An exact copy of all the data is required, with pictures left out.

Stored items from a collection
** begin **
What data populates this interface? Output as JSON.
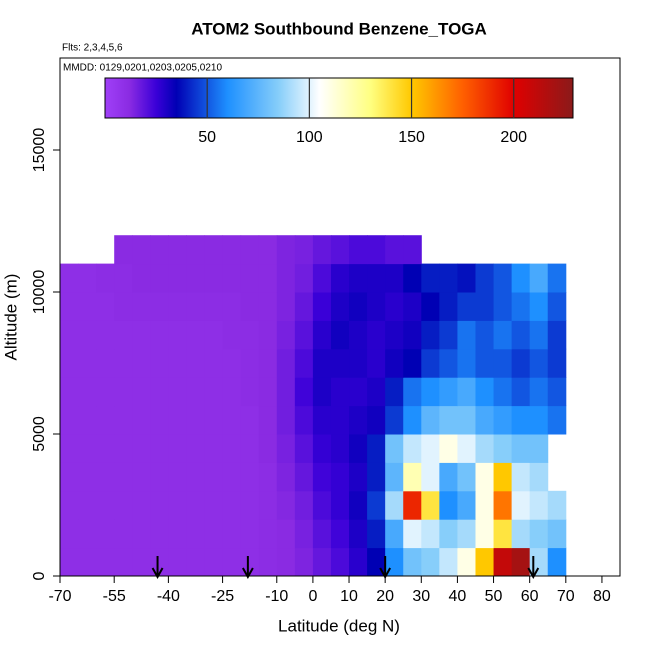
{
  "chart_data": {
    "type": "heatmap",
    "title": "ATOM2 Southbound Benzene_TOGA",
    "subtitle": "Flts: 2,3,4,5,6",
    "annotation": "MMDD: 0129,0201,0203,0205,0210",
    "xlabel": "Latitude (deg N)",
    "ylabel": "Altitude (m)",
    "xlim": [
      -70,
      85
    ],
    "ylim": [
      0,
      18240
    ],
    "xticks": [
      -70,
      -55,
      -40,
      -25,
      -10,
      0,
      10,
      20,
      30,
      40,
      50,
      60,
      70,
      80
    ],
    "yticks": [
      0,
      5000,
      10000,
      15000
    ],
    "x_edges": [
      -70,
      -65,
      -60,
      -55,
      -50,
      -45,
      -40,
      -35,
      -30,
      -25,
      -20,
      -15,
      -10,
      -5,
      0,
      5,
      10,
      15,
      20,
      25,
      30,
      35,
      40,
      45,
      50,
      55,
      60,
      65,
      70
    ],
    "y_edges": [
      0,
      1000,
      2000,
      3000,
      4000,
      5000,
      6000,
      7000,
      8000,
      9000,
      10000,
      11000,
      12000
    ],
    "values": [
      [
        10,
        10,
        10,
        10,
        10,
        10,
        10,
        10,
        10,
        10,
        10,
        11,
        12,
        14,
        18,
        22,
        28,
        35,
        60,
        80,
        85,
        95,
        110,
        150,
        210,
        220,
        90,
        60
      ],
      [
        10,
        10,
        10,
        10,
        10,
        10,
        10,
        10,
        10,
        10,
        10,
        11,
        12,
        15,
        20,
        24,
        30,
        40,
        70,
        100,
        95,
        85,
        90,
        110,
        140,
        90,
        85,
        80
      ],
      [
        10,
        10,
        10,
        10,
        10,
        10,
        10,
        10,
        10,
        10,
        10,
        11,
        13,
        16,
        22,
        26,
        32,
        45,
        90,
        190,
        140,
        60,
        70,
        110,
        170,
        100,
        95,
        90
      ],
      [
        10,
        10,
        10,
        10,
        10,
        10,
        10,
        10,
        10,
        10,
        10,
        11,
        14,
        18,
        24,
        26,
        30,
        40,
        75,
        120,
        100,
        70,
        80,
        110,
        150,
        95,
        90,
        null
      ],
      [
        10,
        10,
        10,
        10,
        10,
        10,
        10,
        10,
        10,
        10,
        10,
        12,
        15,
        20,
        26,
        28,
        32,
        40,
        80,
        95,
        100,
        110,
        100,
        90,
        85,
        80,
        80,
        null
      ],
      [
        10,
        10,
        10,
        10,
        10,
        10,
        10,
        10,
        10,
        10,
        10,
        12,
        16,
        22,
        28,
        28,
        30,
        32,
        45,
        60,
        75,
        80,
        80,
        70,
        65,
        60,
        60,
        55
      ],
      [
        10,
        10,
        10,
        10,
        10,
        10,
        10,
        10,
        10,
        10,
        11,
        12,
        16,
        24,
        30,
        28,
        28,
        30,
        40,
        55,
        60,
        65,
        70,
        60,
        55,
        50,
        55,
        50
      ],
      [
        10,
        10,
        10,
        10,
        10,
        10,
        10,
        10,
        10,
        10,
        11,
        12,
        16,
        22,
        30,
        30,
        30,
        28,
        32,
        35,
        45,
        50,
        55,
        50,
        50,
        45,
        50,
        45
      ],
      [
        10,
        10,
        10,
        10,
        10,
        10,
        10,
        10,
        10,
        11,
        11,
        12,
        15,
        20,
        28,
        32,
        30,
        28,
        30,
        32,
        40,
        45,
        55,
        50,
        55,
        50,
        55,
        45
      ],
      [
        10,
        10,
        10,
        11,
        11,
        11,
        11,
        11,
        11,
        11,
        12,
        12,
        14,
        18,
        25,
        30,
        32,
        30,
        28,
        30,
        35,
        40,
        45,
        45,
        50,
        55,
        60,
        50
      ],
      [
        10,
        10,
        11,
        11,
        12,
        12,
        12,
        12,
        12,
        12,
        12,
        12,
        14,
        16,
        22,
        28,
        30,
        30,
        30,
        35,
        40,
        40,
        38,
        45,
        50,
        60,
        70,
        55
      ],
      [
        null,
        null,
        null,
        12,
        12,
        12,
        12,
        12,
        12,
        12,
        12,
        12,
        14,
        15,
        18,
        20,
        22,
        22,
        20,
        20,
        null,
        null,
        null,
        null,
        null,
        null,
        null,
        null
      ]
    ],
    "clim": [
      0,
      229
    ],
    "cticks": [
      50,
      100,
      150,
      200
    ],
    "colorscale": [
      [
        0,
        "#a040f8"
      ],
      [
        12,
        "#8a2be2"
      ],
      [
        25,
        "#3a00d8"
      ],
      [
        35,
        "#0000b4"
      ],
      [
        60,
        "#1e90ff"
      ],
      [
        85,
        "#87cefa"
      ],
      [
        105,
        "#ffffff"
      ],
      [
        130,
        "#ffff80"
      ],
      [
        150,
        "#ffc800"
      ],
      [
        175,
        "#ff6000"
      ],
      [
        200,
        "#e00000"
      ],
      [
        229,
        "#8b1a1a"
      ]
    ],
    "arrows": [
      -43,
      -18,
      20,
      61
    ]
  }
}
** end **
▶ [The solution]
What data populates this interface? Output as JSON.
{
  "chart_data": {
    "type": "heatmap",
    "title": "ATOM2 Southbound Benzene_TOGA",
    "subtitle": "Flts: 2,3,4,5,6",
    "annotation": "MMDD: 0129,0201,0203,0205,0210",
    "xlabel": "Latitude (deg N)",
    "ylabel": "Altitude (m)",
    "xlim": [
      -70,
      85
    ],
    "ylim": [
      0,
      18240
    ],
    "xticks": [
      -70,
      -55,
      -40,
      -25,
      -10,
      0,
      10,
      20,
      30,
      40,
      50,
      60,
      70,
      80
    ],
    "yticks": [
      0,
      5000,
      10000,
      15000
    ],
    "x_edges": [
      -70,
      -65,
      -60,
      -55,
      -50,
      -45,
      -40,
      -35,
      -30,
      -25,
      -20,
      -15,
      -10,
      -5,
      0,
      5,
      10,
      15,
      20,
      25,
      30,
      35,
      40,
      45,
      50,
      55,
      60,
      65,
      70
    ],
    "y_edges": [
      0,
      1000,
      2000,
      3000,
      4000,
      5000,
      6000,
      7000,
      8000,
      9000,
      10000,
      11000,
      12000
    ],
    "values": [
      [
        10,
        10,
        10,
        10,
        10,
        10,
        10,
        10,
        10,
        10,
        10,
        11,
        12,
        14,
        18,
        22,
        28,
        35,
        60,
        80,
        85,
        95,
        110,
        150,
        210,
        220,
        90,
        60
      ],
      [
        10,
        10,
        10,
        10,
        10,
        10,
        10,
        10,
        10,
        10,
        10,
        11,
        12,
        15,
        20,
        24,
        30,
        40,
        70,
        100,
        95,
        85,
        90,
        110,
        140,
        90,
        85,
        80
      ],
      [
        10,
        10,
        10,
        10,
        10,
        10,
        10,
        10,
        10,
        10,
        10,
        11,
        13,
        16,
        22,
        26,
        32,
        45,
        90,
        190,
        140,
        60,
        70,
        110,
        170,
        100,
        95,
        90
      ],
      [
        10,
        10,
        10,
        10,
        10,
        10,
        10,
        10,
        10,
        10,
        10,
        11,
        14,
        18,
        24,
        26,
        30,
        40,
        75,
        120,
        100,
        70,
        80,
        110,
        150,
        95,
        90,
        null
      ],
      [
        10,
        10,
        10,
        10,
        10,
        10,
        10,
        10,
        10,
        10,
        10,
        12,
        15,
        20,
        26,
        28,
        32,
        40,
        80,
        95,
        100,
        110,
        100,
        90,
        85,
        80,
        80,
        null
      ],
      [
        10,
        10,
        10,
        10,
        10,
        10,
        10,
        10,
        10,
        10,
        10,
        12,
        16,
        22,
        28,
        28,
        30,
        32,
        45,
        60,
        75,
        80,
        80,
        70,
        65,
        60,
        60,
        55
      ],
      [
        10,
        10,
        10,
        10,
        10,
        10,
        10,
        10,
        10,
        10,
        11,
        12,
        16,
        24,
        30,
        28,
        28,
        30,
        40,
        55,
        60,
        65,
        70,
        60,
        55,
        50,
        55,
        50
      ],
      [
        10,
        10,
        10,
        10,
        10,
        10,
        10,
        10,
        10,
        10,
        11,
        12,
        16,
        22,
        30,
        30,
        30,
        28,
        32,
        35,
        45,
        50,
        55,
        50,
        50,
        45,
        50,
        45
      ],
      [
        10,
        10,
        10,
        10,
        10,
        10,
        10,
        10,
        10,
        11,
        11,
        12,
        15,
        20,
        28,
        32,
        30,
        28,
        30,
        32,
        40,
        45,
        55,
        50,
        55,
        50,
        55,
        45
      ],
      [
        10,
        10,
        10,
        11,
        11,
        11,
        11,
        11,
        11,
        11,
        12,
        12,
        14,
        18,
        25,
        30,
        32,
        30,
        28,
        30,
        35,
        40,
        45,
        45,
        50,
        55,
        60,
        50
      ],
      [
        10,
        10,
        11,
        11,
        12,
        12,
        12,
        12,
        12,
        12,
        12,
        12,
        14,
        16,
        22,
        28,
        30,
        30,
        30,
        35,
        40,
        40,
        38,
        45,
        50,
        60,
        70,
        55
      ],
      [
        null,
        null,
        null,
        12,
        12,
        12,
        12,
        12,
        12,
        12,
        12,
        12,
        14,
        15,
        18,
        20,
        22,
        22,
        20,
        20,
        null,
        null,
        null,
        null,
        null,
        null,
        null,
        null
      ]
    ],
    "clim": [
      0,
      229
    ],
    "cticks": [
      50,
      100,
      150,
      200
    ],
    "colorscale": [
      [
        0,
        "#a040f8"
      ],
      [
        12,
        "#8a2be2"
      ],
      [
        25,
        "#3a00d8"
      ],
      [
        35,
        "#0000b4"
      ],
      [
        60,
        "#1e90ff"
      ],
      [
        85,
        "#87cefa"
      ],
      [
        105,
        "#ffffff"
      ],
      [
        130,
        "#ffff80"
      ],
      [
        150,
        "#ffc800"
      ],
      [
        175,
        "#ff6000"
      ],
      [
        200,
        "#e00000"
      ],
      [
        229,
        "#8b1a1a"
      ]
    ],
    "arrows": [
      -43,
      -18,
      20,
      61
    ]
  }
}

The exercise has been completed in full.